▶ [Provided material]
########################################
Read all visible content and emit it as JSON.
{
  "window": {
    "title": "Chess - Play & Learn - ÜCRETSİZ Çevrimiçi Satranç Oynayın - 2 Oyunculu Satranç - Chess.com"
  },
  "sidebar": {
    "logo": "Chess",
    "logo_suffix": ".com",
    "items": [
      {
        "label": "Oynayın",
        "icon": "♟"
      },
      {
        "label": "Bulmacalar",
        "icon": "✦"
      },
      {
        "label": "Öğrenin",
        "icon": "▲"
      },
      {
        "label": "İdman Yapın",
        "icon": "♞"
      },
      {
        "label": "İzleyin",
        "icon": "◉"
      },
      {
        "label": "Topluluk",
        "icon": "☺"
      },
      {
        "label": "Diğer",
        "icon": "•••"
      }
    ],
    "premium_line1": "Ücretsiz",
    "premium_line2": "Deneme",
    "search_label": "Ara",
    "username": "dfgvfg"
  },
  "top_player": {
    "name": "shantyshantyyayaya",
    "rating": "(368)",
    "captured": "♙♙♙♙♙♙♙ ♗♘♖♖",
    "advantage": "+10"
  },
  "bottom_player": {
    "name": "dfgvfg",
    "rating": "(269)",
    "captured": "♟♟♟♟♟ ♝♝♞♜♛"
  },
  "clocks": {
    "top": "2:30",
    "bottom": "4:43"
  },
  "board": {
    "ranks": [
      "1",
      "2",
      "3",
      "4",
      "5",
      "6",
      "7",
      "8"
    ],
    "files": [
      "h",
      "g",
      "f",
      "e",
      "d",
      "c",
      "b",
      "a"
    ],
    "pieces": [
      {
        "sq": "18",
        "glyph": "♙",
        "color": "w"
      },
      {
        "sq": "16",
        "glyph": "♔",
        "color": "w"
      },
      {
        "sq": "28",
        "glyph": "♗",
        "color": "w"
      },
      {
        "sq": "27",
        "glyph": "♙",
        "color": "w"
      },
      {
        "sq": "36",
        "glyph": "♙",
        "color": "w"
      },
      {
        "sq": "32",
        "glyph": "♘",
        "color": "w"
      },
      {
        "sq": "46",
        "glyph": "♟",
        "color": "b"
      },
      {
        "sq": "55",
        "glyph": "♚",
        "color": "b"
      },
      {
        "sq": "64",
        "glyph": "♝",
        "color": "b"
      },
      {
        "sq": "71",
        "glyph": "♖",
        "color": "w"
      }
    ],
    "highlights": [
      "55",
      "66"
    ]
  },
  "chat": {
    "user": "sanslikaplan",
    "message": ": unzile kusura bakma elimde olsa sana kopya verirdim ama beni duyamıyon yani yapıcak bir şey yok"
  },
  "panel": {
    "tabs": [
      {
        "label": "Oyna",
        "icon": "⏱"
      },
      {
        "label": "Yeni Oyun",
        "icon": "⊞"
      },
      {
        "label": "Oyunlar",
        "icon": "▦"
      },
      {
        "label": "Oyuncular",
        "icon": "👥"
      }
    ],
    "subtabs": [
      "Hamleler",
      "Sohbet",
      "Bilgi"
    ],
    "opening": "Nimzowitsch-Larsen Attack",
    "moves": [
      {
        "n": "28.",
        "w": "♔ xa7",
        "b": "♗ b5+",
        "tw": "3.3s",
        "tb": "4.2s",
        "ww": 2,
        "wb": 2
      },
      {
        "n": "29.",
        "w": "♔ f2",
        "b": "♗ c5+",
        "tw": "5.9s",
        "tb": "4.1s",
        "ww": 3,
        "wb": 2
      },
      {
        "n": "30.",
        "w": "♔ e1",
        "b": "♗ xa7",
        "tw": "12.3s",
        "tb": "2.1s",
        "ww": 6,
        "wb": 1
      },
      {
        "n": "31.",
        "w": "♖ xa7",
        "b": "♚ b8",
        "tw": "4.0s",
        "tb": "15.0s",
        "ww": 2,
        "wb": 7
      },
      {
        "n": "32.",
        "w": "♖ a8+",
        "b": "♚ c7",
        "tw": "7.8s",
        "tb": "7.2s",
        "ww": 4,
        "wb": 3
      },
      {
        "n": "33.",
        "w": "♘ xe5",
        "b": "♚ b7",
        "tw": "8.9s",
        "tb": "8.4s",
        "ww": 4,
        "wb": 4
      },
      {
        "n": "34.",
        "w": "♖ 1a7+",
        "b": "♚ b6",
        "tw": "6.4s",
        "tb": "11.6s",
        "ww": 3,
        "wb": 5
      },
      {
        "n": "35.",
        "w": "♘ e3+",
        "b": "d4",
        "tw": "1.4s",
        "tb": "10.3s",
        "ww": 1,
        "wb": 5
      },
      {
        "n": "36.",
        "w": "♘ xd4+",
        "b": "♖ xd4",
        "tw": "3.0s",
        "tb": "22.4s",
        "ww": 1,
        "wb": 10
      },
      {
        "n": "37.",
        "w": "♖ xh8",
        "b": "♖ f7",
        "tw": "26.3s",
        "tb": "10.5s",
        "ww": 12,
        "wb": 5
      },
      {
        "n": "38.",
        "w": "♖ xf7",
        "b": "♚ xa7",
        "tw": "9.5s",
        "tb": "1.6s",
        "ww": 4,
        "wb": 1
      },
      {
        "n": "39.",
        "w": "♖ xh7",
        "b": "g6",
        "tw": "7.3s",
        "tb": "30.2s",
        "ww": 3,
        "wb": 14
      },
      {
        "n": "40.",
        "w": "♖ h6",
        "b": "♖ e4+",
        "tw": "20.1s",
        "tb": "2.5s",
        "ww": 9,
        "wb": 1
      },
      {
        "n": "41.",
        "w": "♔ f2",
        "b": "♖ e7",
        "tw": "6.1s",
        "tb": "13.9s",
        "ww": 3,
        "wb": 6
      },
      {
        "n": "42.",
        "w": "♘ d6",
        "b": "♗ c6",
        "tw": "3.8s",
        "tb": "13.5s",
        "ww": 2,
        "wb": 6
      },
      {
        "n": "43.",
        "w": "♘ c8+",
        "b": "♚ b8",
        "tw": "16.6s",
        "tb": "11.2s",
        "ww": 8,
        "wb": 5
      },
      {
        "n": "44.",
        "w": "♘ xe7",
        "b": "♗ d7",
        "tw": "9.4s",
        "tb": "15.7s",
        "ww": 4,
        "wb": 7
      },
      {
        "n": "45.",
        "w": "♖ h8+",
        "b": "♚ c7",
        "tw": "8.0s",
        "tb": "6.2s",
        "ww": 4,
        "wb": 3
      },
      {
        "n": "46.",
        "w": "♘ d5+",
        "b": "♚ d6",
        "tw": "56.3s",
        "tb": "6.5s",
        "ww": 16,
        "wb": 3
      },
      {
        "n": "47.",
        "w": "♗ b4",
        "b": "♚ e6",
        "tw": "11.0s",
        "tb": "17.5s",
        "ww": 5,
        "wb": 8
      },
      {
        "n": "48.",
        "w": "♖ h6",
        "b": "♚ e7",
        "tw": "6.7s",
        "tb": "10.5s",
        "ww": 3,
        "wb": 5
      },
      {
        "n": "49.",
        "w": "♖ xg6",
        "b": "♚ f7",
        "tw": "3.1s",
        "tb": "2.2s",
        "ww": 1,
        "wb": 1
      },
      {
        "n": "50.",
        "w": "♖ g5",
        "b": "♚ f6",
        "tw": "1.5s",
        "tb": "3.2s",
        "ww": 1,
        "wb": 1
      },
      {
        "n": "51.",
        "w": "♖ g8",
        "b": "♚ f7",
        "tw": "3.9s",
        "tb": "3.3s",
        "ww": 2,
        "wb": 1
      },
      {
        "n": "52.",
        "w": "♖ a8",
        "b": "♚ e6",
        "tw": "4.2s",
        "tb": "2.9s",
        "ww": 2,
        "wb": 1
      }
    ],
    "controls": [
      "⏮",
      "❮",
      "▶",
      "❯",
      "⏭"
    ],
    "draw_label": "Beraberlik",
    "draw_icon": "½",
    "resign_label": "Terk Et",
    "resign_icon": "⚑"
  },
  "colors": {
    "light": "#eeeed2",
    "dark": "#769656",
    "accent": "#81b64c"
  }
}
########################################
▶ [Exercise brief] Which lines contain the word "Chess"? Copy each one.

▶ [Result of the task]
    "title": "Chess - Play & Learn - ÜCRETSİZ Çevrimiçi Satranç Oynayın - 2 Oyunculu Satranç - Chess.com"
    "logo": "Chess",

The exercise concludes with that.